══ DATA FOR PROCESSING

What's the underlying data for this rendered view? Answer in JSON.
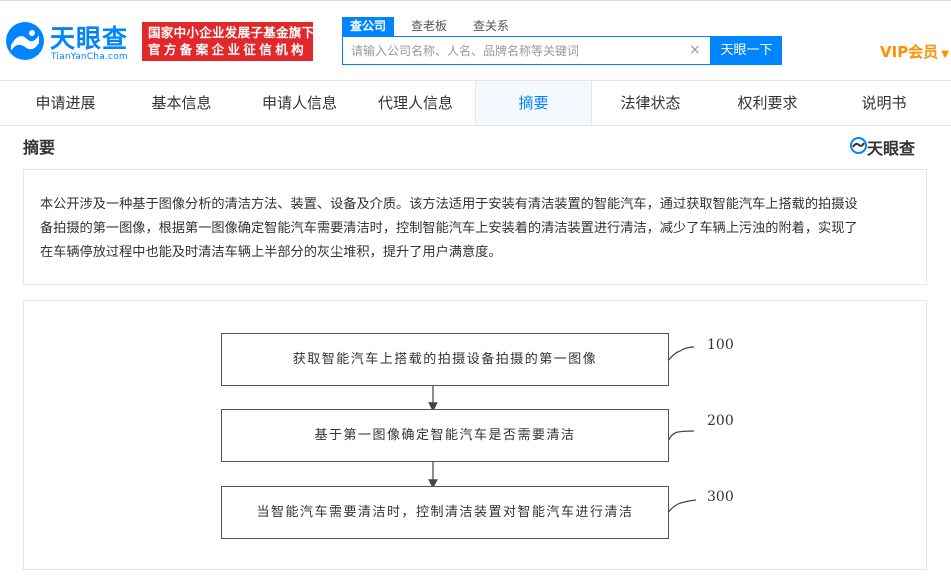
{
  "header": {
    "logo_cn": "天眼查",
    "logo_en": "TianYanCha.com",
    "badge_line1": "国家中小企业发展子基金旗下",
    "badge_line2": "官方备案企业征信机构",
    "vip_label": "VIP会员"
  },
  "search": {
    "tabs": [
      {
        "label": "查公司",
        "active": true
      },
      {
        "label": "查老板",
        "active": false
      },
      {
        "label": "查关系",
        "active": false
      }
    ],
    "placeholder": "请输入公司名称、人名、品牌名称等关键词",
    "value": "",
    "clear_symbol": "×",
    "button_label": "天眼一下"
  },
  "nav": {
    "tabs": [
      {
        "label": "申请进展",
        "active": false
      },
      {
        "label": "基本信息",
        "active": false
      },
      {
        "label": "申请人信息",
        "active": false
      },
      {
        "label": "代理人信息",
        "active": false
      },
      {
        "label": "摘要",
        "active": true
      },
      {
        "label": "法律状态",
        "active": false
      },
      {
        "label": "权利要求",
        "active": false
      },
      {
        "label": "说明书",
        "active": false
      }
    ]
  },
  "section": {
    "title": "摘要",
    "brand": "天眼查"
  },
  "abstract": {
    "lines": [
      "本公开涉及一种基于图像分析的清洁方法、装置、设备及介质。该方法适用于安装有清洁装置的智能汽车，通过获取智能汽车上搭载的拍摄设",
      "备拍摄的第一图像，根据第一图像确定智能汽车需要清洁时，控制智能汽车上安装着的清洁装置进行清洁，减少了车辆上污浊的附着，实现了",
      "在车辆停放过程中也能及时清洁车辆上半部分的灰尘堆积，提升了用户满意度。"
    ]
  },
  "figure": {
    "steps": [
      {
        "text": "获取智能汽车上搭载的拍摄设备拍摄的第一图像",
        "number": "100"
      },
      {
        "text": "基于第一图像确定智能汽车是否需要清洁",
        "number": "200"
      },
      {
        "text": "当智能汽车需要清洁时，控制清洁装置对智能汽车进行清洁",
        "number": "300"
      }
    ]
  },
  "colors": {
    "brand_blue": "#0084ff",
    "badge_red": "#e2282b",
    "vip_orange": "#ff8f00",
    "active_tab_bg": "#f4f9ff"
  }
}
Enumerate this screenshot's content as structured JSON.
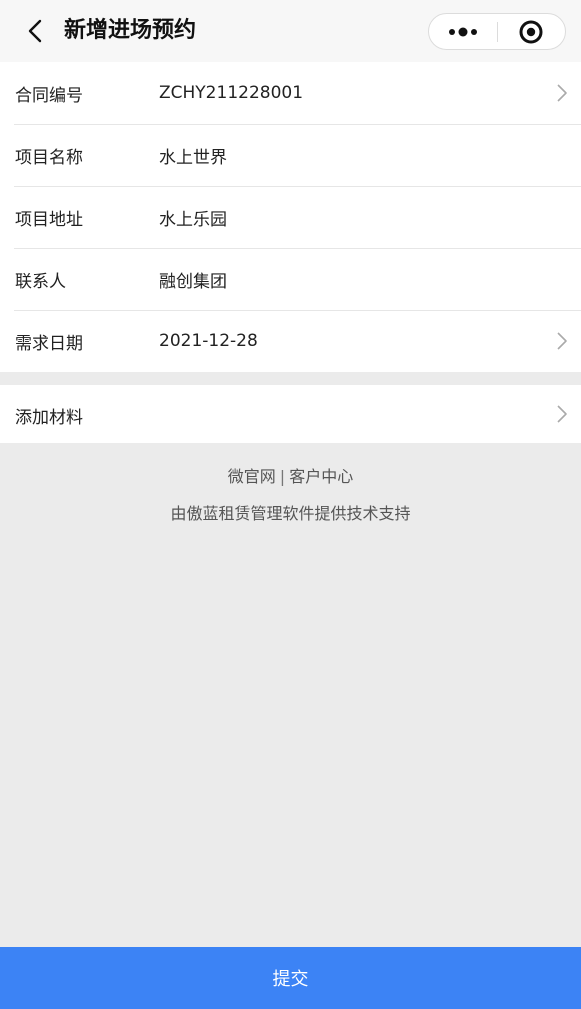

════

- _AIM_
Quote the records in full and exactly; skip any image.

- _RESPONSE TO THIS TASK_
What's the underlying data for this rendered view? Answer in JSON.
{
  "header": {
    "logo_cn": "天眼查",
    "logo_en": "TianYanCha.com",
    "badge_line1": "国家中小企业发展子基金旗下",
    "badge_line2": "官方备案企业征信机构",
    "vip_label": "VIP会员"
  },
  "search": {
    "tabs": [
      {
        "label": "查公司",
        "active": true
      },
      {
        "label": "查老板",
        "active": false
      },
      {
        "label": "查关系",
        "active": false
      }
    ],
    "placeholder": "请输入公司名称、人名、品牌名称等关键词",
    "value": "",
    "clear_symbol": "×",
    "button_label": "天眼一下"
  },
  "nav": {
    "tabs": [
      {
        "label": "申请进展",
        "active": false
      },
      {
        "label": "基本信息",
        "active": false
      },
      {
        "label": "申请人信息",
        "active": false
      },
      {
        "label": "代理人信息",
        "active": false
      },
      {
        "label": "摘要",
        "active": true
      },
      {
        "label": "法律状态",
        "active": false
      },
      {
        "label": "权利要求",
        "active": false
      },
      {
        "label": "说明书",
        "active": false
      }
    ]
  },
  "section": {
    "title": "摘要",
    "brand": "天眼查"
  },
  "abstract": {
    "lines": [
      "本公开涉及一种基于图像分析的清洁方法、装置、设备及介质。该方法适用于安装有清洁装置的智能汽车，通过获取智能汽车上搭载的拍摄设",
      "备拍摄的第一图像，根据第一图像确定智能汽车需要清洁时，控制智能汽车上安装着的清洁装置进行清洁，减少了车辆上污浊的附着，实现了",
      "在车辆停放过程中也能及时清洁车辆上半部分的灰尘堆积，提升了用户满意度。"
    ]
  },
  "figure": {
    "steps": [
      {
        "text": "获取智能汽车上搭载的拍摄设备拍摄的第一图像",
        "number": "100"
      },
      {
        "text": "基于第一图像确定智能汽车是否需要清洁",
        "number": "200"
      },
      {
        "text": "当智能汽车需要清洁时，控制清洁装置对智能汽车进行清洁",
        "number": "300"
      }
    ]
  },
  "colors": {
    "brand_blue": "#0084ff",
    "badge_red": "#e2282b",
    "vip_orange": "#ff8f00",
    "active_tab_bg": "#f4f9ff"
  }
}
Enumerate this screenshot's content as structured JSON.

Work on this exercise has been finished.